Exercise directions = Below are some records; retype all of them exactly.
□ □ □
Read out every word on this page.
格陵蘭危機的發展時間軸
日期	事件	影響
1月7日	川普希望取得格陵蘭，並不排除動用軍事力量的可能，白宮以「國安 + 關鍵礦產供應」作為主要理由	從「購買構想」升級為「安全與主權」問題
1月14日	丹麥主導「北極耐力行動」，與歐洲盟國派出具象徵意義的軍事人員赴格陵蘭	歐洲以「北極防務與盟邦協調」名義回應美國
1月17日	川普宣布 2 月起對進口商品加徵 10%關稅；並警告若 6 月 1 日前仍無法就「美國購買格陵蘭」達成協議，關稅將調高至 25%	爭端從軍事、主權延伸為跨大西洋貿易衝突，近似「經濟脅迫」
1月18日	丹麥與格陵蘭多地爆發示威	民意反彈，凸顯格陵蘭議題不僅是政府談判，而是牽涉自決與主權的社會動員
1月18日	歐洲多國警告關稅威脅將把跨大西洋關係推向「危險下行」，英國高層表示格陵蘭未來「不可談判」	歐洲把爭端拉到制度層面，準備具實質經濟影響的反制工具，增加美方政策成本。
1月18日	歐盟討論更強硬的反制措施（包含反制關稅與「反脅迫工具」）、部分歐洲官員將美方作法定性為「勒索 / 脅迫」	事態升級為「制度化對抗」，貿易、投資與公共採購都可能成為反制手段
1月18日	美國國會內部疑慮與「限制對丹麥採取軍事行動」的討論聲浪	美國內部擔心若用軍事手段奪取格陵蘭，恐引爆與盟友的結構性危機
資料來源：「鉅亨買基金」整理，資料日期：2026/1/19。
□ □ □
Answer below =
Read out every word on this page.
格陵蘭危機的發展時間軸
日期	事件	影響
1月7日	川普希望取得格陵蘭，並不排除動用軍事力量的可能，白宮以「國安 + 關鍵礦產供應」作為主要理由	從「購買構想」升級為「安全與主權」問題
1月14日	丹麥主導「北極耐力行動」，與歐洲盟國派出具象徵意義的軍事人員赴格陵蘭	歐洲以「北極防務與盟邦協調」名義回應美國
1月17日	川普宣布 2 月起對進口商品加徵 10%關稅；並警告若 6 月 1 日前仍無法就「美國購買格陵蘭」達成協議，關稅將調高至 25%	爭端從軍事、主權延伸為跨大西洋貿易衝突，近似「經濟脅迫」
1月18日	丹麥與格陵蘭多地爆發示威	民意反彈，凸顯格陵蘭議題不僅是政府談判，而是牽涉自決與主權的社會動員
1月18日	歐洲多國警告關稅威脅將把跨大西洋關係推向「危險下行」，英國高層表示格陵蘭未來「不可談判」	歐洲把爭端拉到制度層面，準備具實質經濟影響的反制工具，增加美方政策成本。
1月18日	歐盟討論更強硬的反制措施（包含反制關稅與「反脅迫工具」）、部分歐洲官員將美方作法定性為「勒索 / 脅迫」	事態升級為「制度化對抗」，貿易、投資與公共採購都可能成為反制手段
1月18日	美國國會內部疑慮與「限制對丹麥採取軍事行動」的討論聲浪	美國內部擔心若用軍事手段奪取格陵蘭，恐引爆與盟友的結構性危機
資料來源：「鉅亨買基金」整理，資料日期：2026/1/19。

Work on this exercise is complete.